▶ Work to complete:
Select the lines below containing the word "Daily".

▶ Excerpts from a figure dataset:
┄┄┄┄┄┄┄┄┄┄
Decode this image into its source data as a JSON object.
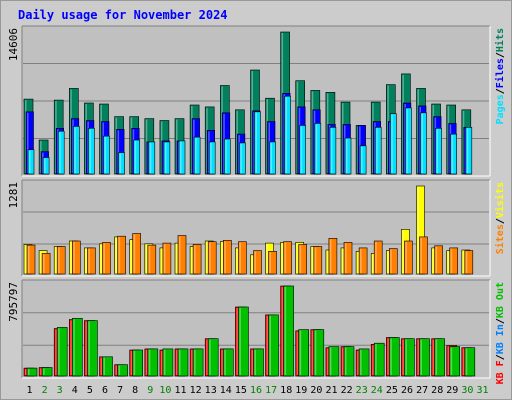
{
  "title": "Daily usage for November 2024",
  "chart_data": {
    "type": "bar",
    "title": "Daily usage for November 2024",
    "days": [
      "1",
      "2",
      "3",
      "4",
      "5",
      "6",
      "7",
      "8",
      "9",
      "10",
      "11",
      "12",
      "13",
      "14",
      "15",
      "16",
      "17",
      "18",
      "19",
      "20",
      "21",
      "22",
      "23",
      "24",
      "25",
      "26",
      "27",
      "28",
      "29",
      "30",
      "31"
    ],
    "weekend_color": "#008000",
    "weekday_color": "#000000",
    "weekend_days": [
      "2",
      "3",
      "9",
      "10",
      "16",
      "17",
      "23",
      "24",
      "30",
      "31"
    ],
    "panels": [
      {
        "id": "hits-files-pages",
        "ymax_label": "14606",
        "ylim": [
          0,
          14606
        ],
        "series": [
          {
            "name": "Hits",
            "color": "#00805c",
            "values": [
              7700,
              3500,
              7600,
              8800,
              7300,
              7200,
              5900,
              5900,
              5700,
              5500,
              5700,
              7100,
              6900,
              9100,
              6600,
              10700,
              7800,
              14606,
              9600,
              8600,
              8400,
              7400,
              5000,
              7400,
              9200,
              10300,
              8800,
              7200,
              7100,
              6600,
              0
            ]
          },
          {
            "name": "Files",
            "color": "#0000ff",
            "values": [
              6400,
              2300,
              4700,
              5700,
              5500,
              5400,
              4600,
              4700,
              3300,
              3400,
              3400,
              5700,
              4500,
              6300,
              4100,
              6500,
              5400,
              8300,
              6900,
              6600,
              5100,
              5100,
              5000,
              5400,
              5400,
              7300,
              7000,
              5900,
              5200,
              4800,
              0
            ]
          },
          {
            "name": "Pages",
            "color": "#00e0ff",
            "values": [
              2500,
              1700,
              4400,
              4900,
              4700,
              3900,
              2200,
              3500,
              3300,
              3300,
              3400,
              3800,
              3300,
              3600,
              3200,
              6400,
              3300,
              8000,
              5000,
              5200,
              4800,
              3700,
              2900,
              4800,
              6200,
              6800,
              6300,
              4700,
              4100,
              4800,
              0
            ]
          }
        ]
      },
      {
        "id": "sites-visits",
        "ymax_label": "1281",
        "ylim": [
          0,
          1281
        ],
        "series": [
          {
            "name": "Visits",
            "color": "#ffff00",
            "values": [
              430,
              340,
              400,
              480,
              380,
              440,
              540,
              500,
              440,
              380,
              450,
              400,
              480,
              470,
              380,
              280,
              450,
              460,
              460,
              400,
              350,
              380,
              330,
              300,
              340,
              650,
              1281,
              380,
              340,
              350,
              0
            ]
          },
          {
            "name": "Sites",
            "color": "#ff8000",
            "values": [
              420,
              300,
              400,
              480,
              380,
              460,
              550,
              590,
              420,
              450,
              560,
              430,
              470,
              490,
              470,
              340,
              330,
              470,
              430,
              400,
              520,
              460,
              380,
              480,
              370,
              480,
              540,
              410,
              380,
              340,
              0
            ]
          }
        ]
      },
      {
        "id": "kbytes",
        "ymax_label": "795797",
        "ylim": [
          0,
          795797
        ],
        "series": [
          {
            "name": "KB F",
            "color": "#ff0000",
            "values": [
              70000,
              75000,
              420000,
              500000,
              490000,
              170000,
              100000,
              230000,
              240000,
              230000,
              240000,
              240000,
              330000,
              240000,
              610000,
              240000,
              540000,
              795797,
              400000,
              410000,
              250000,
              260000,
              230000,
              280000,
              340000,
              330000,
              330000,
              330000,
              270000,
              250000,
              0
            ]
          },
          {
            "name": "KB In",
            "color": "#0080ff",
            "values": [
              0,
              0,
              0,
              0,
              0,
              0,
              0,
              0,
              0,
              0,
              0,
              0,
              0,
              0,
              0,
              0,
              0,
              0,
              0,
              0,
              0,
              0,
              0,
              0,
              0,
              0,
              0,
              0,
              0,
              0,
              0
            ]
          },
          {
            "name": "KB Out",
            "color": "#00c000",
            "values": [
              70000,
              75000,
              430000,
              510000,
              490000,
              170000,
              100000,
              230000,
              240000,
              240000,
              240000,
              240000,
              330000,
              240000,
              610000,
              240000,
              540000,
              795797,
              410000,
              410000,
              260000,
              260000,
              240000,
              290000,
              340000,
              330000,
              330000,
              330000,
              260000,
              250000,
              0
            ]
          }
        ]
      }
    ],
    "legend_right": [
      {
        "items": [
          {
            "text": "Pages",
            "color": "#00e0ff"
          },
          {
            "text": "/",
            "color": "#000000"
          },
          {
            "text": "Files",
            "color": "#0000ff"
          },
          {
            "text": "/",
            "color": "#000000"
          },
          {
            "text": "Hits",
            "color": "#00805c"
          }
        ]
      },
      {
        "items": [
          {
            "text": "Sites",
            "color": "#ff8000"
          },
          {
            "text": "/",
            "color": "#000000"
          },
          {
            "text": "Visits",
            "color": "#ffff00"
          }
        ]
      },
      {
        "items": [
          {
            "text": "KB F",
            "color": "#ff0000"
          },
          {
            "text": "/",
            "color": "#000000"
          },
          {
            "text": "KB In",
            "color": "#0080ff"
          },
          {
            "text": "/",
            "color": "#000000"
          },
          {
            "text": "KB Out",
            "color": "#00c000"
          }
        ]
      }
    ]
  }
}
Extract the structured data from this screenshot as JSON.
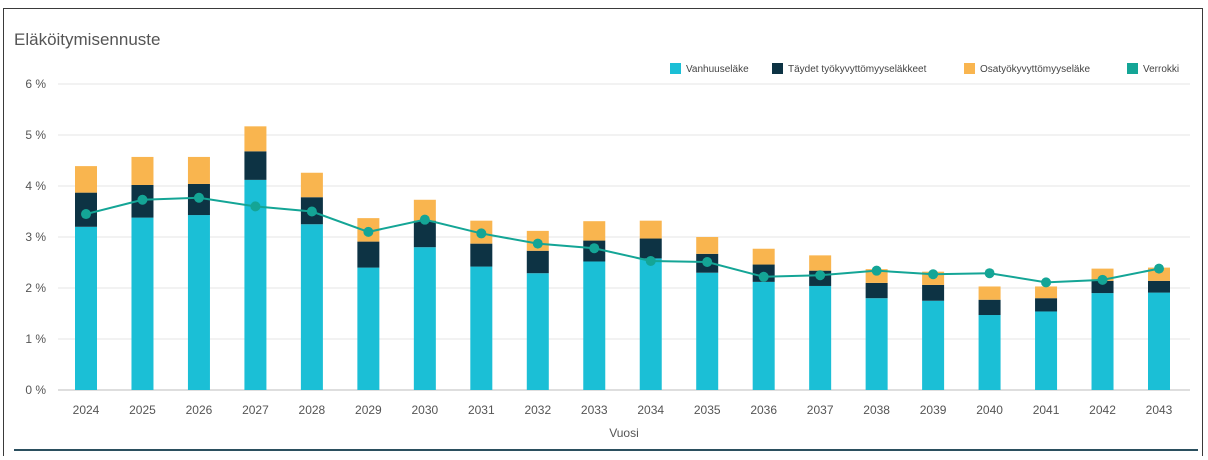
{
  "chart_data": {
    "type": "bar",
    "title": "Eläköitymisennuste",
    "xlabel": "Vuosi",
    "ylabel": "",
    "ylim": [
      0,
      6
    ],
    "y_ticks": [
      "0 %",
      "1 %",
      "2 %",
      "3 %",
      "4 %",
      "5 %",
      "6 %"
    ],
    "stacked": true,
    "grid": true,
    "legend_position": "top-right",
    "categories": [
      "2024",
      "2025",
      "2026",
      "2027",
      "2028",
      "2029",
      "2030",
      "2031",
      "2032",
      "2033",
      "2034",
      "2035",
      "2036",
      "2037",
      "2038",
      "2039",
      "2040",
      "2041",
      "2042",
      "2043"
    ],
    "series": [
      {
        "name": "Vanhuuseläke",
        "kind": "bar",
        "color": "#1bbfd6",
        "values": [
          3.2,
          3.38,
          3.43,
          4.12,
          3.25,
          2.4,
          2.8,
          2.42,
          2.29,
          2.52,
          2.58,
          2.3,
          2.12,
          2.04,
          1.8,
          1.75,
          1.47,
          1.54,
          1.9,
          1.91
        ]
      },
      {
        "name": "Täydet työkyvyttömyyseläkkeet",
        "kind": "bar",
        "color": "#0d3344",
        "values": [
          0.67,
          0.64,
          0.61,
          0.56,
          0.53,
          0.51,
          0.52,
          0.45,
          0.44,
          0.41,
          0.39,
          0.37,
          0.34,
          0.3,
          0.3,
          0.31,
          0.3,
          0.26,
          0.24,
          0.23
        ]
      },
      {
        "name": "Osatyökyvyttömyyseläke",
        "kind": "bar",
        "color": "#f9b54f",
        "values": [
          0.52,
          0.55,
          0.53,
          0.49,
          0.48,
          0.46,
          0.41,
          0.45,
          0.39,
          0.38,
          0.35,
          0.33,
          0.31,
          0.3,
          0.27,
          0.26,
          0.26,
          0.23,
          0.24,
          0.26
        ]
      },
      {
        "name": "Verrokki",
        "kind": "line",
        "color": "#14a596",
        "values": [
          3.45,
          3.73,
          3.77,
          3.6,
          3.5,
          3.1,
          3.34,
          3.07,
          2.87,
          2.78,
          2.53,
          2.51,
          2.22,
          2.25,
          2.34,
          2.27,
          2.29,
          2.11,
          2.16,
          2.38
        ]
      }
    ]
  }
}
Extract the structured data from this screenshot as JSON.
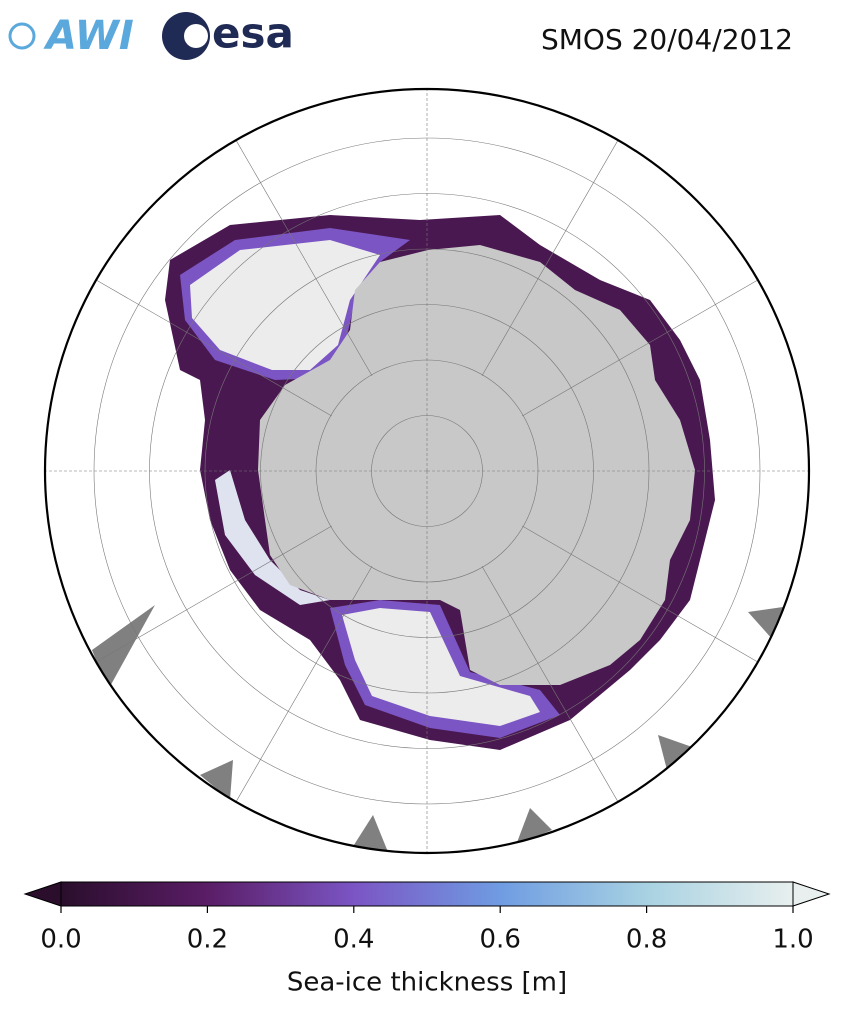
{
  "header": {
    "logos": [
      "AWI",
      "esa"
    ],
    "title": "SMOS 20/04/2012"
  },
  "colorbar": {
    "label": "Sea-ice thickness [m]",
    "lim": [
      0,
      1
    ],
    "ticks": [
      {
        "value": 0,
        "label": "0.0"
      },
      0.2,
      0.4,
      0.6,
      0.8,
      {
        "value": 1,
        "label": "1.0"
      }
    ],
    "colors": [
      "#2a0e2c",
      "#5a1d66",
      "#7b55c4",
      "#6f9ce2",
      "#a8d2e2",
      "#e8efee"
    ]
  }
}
┄┄┄┄┄┄┄┄┄┄
▶ The result:
  "title": "Daily usage for November 2024",
    "title": "Daily usage for November 2024",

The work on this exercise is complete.